▶ Stated problem
Every line below that holds the string "label" should be copied out.
============
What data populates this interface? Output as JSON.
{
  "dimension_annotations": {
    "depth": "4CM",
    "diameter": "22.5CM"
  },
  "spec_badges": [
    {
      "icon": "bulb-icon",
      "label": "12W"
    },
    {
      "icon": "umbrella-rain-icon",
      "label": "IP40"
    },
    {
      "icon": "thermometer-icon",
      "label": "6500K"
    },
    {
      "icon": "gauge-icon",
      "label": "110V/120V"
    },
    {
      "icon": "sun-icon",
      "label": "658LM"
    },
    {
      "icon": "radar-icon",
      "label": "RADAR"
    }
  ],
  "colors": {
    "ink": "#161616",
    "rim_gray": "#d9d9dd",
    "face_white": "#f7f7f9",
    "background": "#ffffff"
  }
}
============
▶ Written answer
      "label": "12W"
      "label": "IP40"
      "label": "6500K"
      "label": "110V/120V"
      "label": "658LM"
      "label": "RADAR"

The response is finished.